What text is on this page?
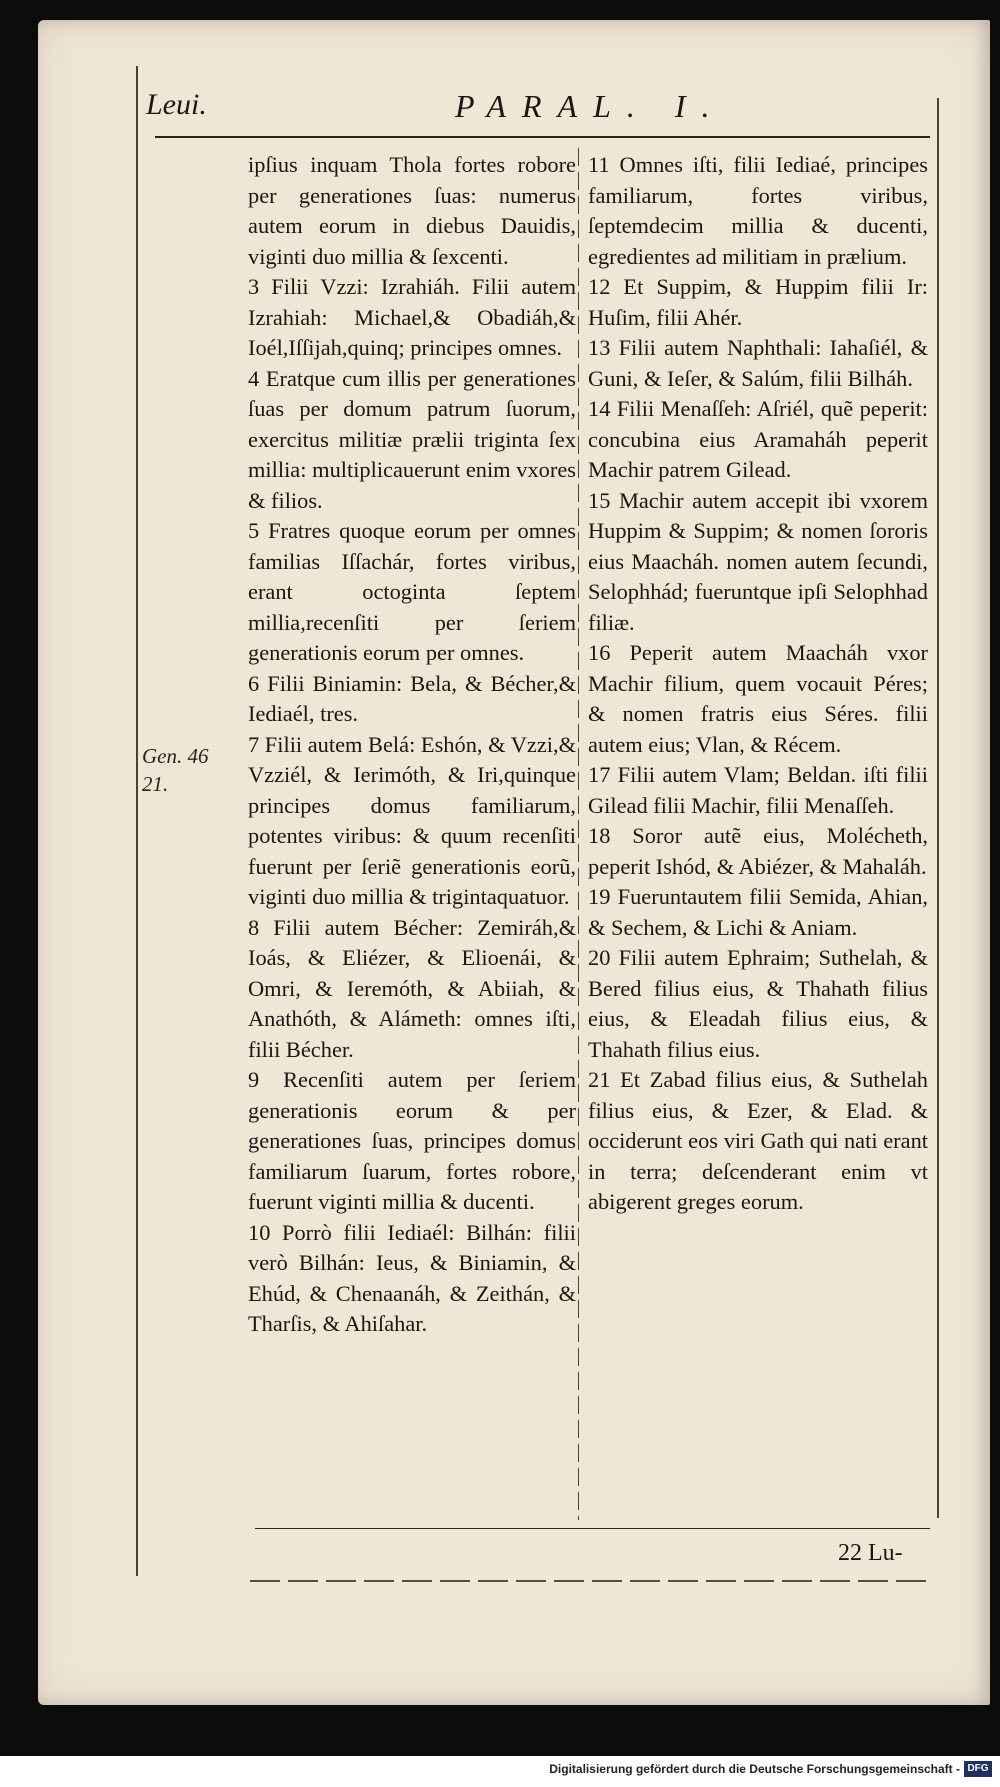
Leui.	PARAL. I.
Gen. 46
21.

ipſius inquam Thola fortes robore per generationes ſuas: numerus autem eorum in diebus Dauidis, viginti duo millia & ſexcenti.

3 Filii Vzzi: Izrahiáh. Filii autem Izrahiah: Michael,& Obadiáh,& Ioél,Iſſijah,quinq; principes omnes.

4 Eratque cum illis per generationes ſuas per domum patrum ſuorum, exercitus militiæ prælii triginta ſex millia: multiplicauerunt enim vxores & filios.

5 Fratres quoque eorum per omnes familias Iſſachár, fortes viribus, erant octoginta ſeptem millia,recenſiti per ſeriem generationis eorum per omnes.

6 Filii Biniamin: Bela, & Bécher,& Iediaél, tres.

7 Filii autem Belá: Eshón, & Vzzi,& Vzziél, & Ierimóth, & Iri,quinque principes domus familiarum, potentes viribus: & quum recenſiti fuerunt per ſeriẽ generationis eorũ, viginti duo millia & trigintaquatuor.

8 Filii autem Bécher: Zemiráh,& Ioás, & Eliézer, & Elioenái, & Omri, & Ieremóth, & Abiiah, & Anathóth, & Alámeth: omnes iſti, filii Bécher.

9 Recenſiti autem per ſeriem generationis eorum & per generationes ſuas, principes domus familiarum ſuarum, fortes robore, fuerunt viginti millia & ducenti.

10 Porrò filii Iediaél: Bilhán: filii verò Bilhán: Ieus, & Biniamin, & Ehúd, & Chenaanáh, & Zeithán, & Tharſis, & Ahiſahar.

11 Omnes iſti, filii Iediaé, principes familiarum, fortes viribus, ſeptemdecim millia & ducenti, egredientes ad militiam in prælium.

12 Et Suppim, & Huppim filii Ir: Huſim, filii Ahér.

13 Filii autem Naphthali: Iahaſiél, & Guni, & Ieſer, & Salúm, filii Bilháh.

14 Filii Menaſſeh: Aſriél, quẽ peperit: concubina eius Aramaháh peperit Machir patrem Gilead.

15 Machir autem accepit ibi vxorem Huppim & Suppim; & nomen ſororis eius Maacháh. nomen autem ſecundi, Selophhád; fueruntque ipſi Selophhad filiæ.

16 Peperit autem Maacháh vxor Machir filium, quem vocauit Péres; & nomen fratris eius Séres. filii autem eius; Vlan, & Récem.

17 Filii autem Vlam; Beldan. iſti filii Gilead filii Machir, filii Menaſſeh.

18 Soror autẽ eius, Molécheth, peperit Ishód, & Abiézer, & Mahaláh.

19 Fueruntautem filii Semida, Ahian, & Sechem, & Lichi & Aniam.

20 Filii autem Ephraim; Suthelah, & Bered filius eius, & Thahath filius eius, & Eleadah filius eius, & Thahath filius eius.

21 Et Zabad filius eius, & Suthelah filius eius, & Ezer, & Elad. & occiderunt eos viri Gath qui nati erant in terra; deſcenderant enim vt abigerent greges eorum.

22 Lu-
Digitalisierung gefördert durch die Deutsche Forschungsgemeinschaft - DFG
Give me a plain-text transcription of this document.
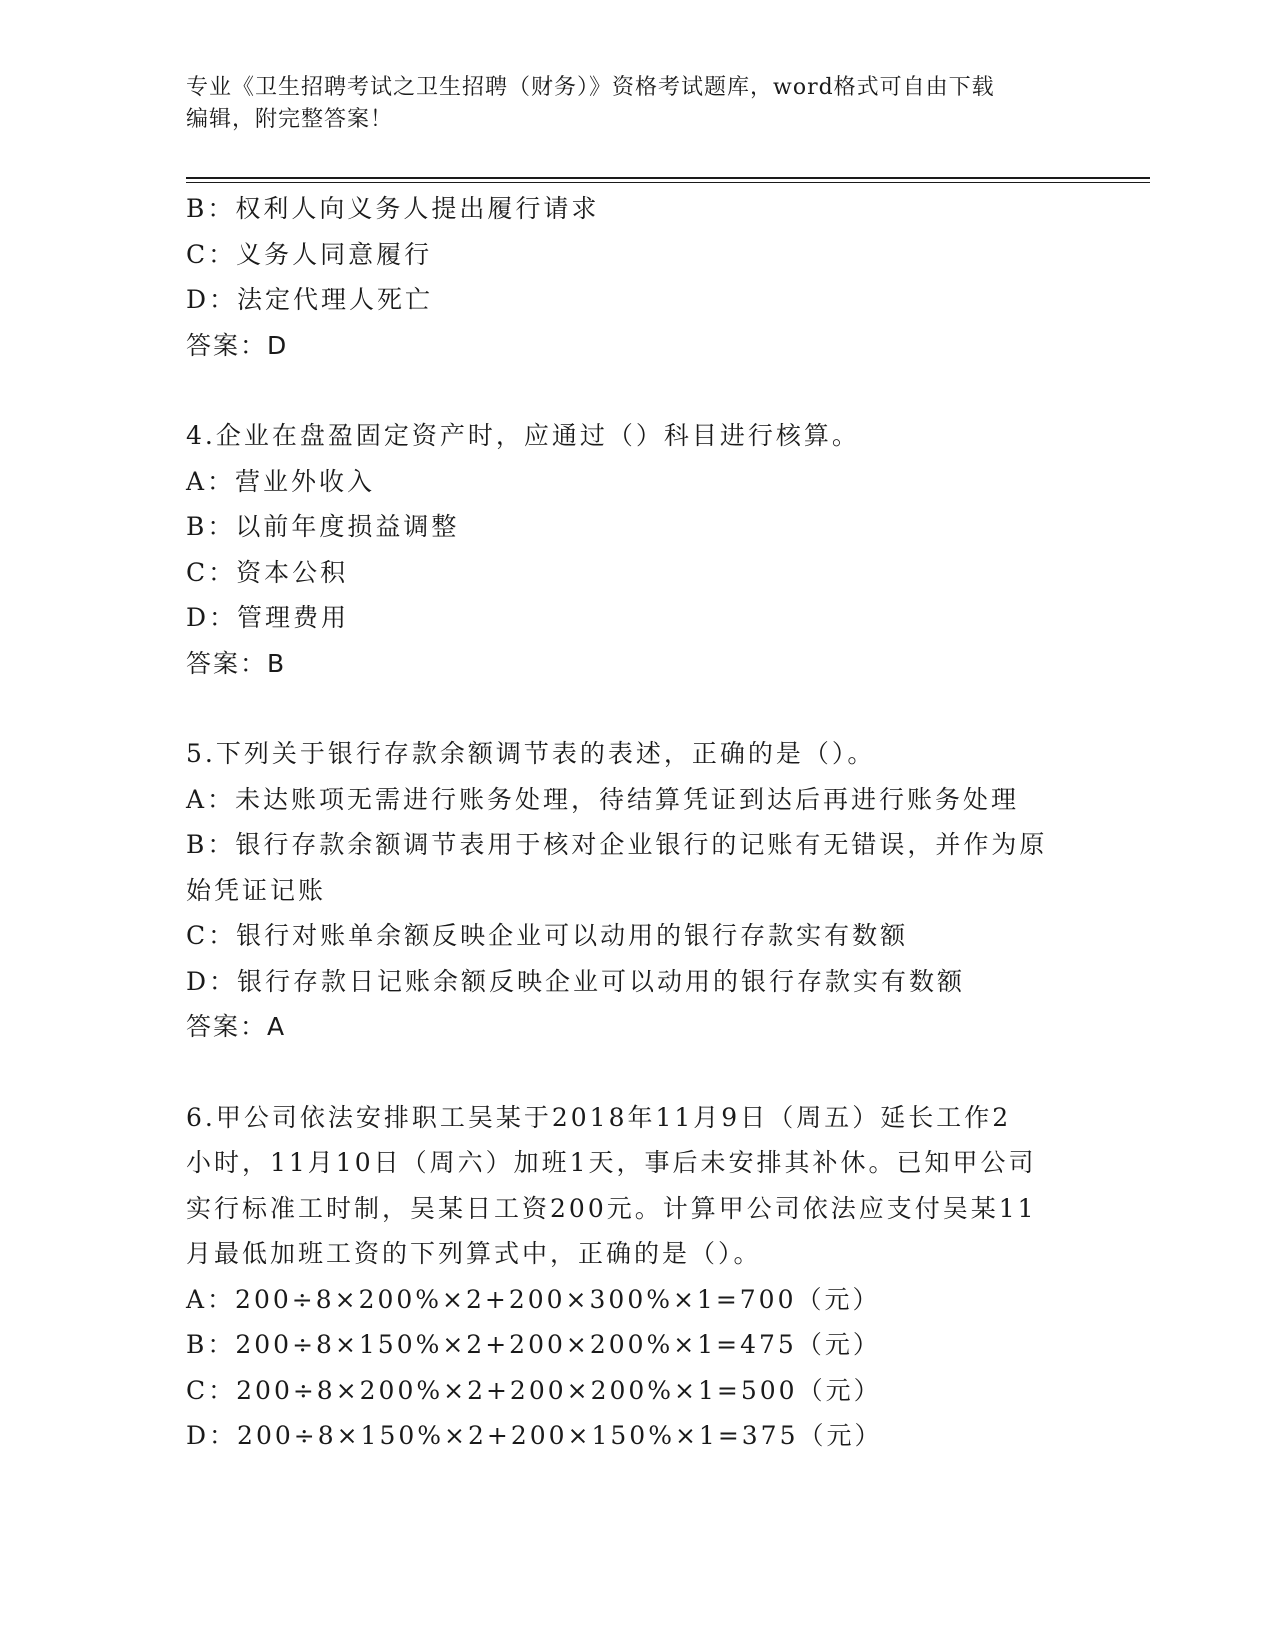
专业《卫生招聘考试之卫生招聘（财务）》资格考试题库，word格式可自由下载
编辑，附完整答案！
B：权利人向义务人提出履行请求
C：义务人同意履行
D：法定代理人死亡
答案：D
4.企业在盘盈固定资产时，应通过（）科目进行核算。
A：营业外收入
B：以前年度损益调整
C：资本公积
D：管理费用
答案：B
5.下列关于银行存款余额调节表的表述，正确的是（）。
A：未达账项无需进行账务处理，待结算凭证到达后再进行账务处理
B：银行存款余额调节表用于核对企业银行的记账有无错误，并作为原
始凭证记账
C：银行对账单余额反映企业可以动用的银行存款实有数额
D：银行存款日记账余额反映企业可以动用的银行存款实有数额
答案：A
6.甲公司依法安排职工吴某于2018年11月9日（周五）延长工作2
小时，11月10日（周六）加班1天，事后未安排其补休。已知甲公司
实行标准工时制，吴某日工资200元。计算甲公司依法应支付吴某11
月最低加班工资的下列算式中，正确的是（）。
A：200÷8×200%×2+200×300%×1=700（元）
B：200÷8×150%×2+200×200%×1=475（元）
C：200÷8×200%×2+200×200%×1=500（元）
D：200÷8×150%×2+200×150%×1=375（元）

**Exercise task**
The data above needs to be retyped exactly, with the images left out.

**Written answer**
What text is on this page?
Leui.	PARAL. I.
Gen. 46
21.

ipſius inquam Thola fortes robore per generationes ſuas: numerus autem eorum in diebus Dauidis, viginti duo millia & ſexcenti.

3 Filii Vzzi: Izrahiáh. Filii autem Izrahiah: Michael,& Obadiáh,& Ioél,Iſſijah,quinq; principes omnes.

4 Eratque cum illis per generationes ſuas per domum patrum ſuorum, exercitus militiæ prælii triginta ſex millia: multiplicauerunt enim vxores & filios.

5 Fratres quoque eorum per omnes familias Iſſachár, fortes viribus, erant octoginta ſeptem millia,recenſiti per ſeriem generationis eorum per omnes.

6 Filii Biniamin: Bela, & Bécher,& Iediaél, tres.

7 Filii autem Belá: Eshón, & Vzzi,& Vzziél, & Ierimóth, & Iri,quinque principes domus familiarum, potentes viribus: & quum recenſiti fuerunt per ſeriẽ generationis eorũ, viginti duo millia & trigintaquatuor.

8 Filii autem Bécher: Zemiráh,& Ioás, & Eliézer, & Elioenái, & Omri, & Ieremóth, & Abiiah, & Anathóth, & Alámeth: omnes iſti, filii Bécher.

9 Recenſiti autem per ſeriem generationis eorum & per generationes ſuas, principes domus familiarum ſuarum, fortes robore, fuerunt viginti millia & ducenti.

10 Porrò filii Iediaél: Bilhán: filii verò Bilhán: Ieus, & Biniamin, & Ehúd, & Chenaanáh, & Zeithán, & Tharſis, & Ahiſahar.

11 Omnes iſti, filii Iediaé, principes familiarum, fortes viribus, ſeptemdecim millia & ducenti, egredientes ad militiam in prælium.

12 Et Suppim, & Huppim filii Ir: Huſim, filii Ahér.

13 Filii autem Naphthali: Iahaſiél, & Guni, & Ieſer, & Salúm, filii Bilháh.

14 Filii Menaſſeh: Aſriél, quẽ peperit: concubina eius Aramaháh peperit Machir patrem Gilead.

15 Machir autem accepit ibi vxorem Huppim & Suppim; & nomen ſororis eius Maacháh. nomen autem ſecundi, Selophhád; fueruntque ipſi Selophhad filiæ.

16 Peperit autem Maacháh vxor Machir filium, quem vocauit Péres; & nomen fratris eius Séres. filii autem eius; Vlan, & Récem.

17 Filii autem Vlam; Beldan. iſti filii Gilead filii Machir, filii Menaſſeh.

18 Soror autẽ eius, Molécheth, peperit Ishód, & Abiézer, & Mahaláh.

19 Fueruntautem filii Semida, Ahian, & Sechem, & Lichi & Aniam.

20 Filii autem Ephraim; Suthelah, & Bered filius eius, & Thahath filius eius, & Eleadah filius eius, & Thahath filius eius.

21 Et Zabad filius eius, & Suthelah filius eius, & Ezer, & Elad. & occiderunt eos viri Gath qui nati erant in terra; deſcenderant enim vt abigerent greges eorum.

22 Lu-
Digitalisierung gefördert durch die Deutsche Forschungsgemeinschaft - DFG
Give me a plain-text transcription of this document.
专业《卫生招聘考试之卫生招聘（财务）》资格考试题库，word格式可自由下载
编辑，附完整答案！
B：权利人向义务人提出履行请求
C：义务人同意履行
D：法定代理人死亡
答案：D
4.企业在盘盈固定资产时，应通过（）科目进行核算。
A：营业外收入
B：以前年度损益调整
C：资本公积
D：管理费用
答案：B
5.下列关于银行存款余额调节表的表述，正确的是（）。
A：未达账项无需进行账务处理，待结算凭证到达后再进行账务处理
B：银行存款余额调节表用于核对企业银行的记账有无错误，并作为原
始凭证记账
C：银行对账单余额反映企业可以动用的银行存款实有数额
D：银行存款日记账余额反映企业可以动用的银行存款实有数额
答案：A
6.甲公司依法安排职工吴某于2018年11月9日（周五）延长工作2
小时，11月10日（周六）加班1天，事后未安排其补休。已知甲公司
实行标准工时制，吴某日工资200元。计算甲公司依法应支付吴某11
月最低加班工资的下列算式中，正确的是（）。
A：200÷8×200%×2+200×300%×1=700（元）
B：200÷8×150%×2+200×200%×1=475（元）
C：200÷8×200%×2+200×200%×1=500（元）
D：200÷8×150%×2+200×150%×1=375（元）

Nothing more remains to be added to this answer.